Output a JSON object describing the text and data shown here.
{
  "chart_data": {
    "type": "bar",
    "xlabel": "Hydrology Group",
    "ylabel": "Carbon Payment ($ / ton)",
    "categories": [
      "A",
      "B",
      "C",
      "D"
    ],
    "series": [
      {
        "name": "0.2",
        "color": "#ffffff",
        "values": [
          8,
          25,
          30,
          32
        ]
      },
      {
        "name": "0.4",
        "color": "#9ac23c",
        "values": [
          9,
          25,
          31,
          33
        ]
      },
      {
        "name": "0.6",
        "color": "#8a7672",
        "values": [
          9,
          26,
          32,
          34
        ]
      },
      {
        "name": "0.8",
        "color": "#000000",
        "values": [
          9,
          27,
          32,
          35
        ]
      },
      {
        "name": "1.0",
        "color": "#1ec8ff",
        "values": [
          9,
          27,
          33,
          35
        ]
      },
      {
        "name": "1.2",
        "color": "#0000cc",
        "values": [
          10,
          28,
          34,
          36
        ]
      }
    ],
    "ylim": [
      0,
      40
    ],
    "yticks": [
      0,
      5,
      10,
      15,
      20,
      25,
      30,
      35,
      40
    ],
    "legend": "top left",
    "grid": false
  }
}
==*==
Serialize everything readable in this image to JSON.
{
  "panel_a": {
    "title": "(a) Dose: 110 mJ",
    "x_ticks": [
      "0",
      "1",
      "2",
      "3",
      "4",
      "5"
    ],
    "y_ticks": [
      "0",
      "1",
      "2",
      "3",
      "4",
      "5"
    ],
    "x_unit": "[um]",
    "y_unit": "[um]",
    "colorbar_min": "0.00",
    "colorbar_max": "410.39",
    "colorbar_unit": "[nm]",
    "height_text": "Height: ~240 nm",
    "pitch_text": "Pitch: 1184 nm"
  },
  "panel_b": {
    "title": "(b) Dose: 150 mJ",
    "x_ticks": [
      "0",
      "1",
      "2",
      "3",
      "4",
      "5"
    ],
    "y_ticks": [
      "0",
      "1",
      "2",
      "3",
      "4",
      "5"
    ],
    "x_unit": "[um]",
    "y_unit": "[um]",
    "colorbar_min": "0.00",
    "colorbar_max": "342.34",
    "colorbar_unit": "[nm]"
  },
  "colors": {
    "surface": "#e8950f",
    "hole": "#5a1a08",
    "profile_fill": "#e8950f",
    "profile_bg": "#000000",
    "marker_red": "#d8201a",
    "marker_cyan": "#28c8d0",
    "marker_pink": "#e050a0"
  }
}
==*==
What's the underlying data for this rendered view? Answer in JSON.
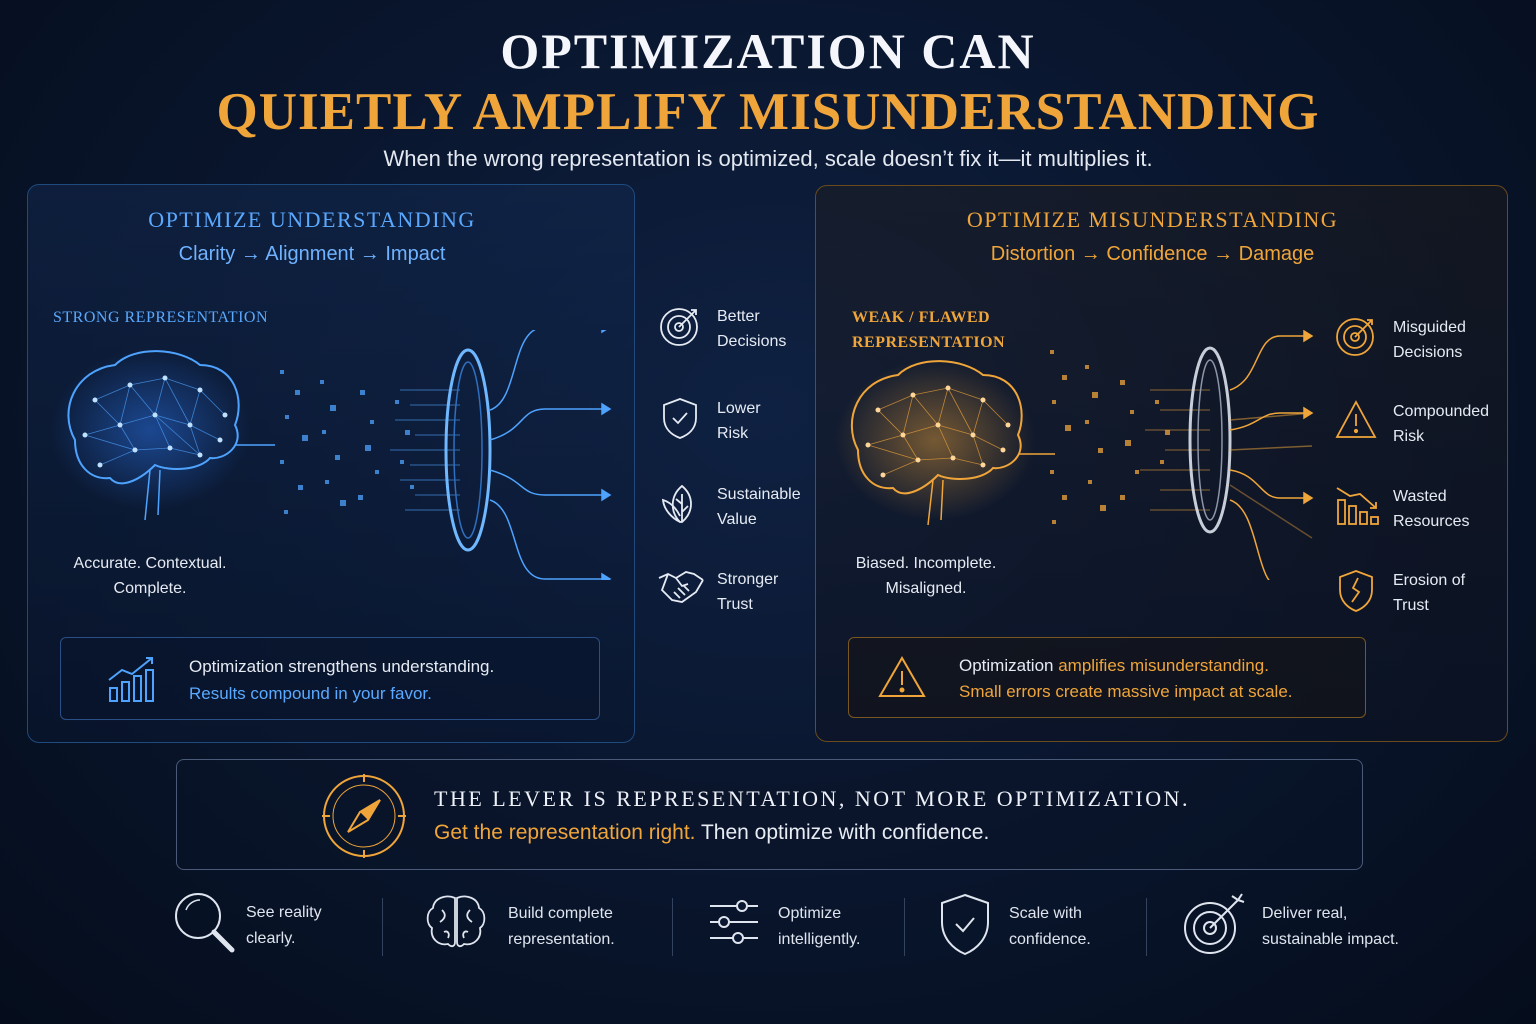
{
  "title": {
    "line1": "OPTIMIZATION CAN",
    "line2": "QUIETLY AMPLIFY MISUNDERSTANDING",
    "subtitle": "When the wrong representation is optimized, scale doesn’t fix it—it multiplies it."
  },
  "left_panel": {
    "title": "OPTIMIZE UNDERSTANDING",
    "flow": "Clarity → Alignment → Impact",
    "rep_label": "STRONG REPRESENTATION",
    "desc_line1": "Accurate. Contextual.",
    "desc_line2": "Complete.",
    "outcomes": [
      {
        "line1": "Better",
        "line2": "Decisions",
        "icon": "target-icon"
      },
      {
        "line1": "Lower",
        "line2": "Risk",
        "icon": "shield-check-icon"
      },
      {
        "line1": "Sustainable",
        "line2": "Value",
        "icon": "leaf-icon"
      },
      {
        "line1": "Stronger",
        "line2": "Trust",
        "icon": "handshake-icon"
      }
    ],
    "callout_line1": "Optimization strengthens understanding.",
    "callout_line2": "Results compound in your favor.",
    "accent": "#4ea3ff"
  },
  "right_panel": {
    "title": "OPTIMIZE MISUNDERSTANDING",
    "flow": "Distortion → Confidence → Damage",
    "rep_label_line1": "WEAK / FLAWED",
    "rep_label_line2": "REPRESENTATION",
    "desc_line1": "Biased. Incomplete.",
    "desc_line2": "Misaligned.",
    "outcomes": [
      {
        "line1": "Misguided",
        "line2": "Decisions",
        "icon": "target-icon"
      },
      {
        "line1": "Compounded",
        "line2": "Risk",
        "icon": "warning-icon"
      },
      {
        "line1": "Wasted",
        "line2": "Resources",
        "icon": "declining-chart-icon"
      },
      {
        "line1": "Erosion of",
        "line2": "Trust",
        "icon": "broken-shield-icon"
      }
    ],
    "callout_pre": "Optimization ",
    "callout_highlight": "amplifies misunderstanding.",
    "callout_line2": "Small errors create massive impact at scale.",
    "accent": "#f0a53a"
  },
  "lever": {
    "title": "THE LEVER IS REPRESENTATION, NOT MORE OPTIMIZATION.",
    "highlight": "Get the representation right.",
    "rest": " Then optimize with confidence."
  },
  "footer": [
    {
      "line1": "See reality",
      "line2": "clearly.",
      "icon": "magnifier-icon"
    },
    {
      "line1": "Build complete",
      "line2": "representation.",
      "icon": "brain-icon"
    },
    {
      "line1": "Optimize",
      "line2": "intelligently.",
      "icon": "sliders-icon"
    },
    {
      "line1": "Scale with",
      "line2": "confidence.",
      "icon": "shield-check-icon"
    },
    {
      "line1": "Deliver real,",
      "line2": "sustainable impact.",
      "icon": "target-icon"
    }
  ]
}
==*==
Looking at the data above, show all lines where the word "name" occurs.

▸ **Written answer**
        "name": "0.2",
        "name": "0.4",
        "name": "0.6",
        "name": "0.8",
        "name": "1.0",
        "name": "1.2",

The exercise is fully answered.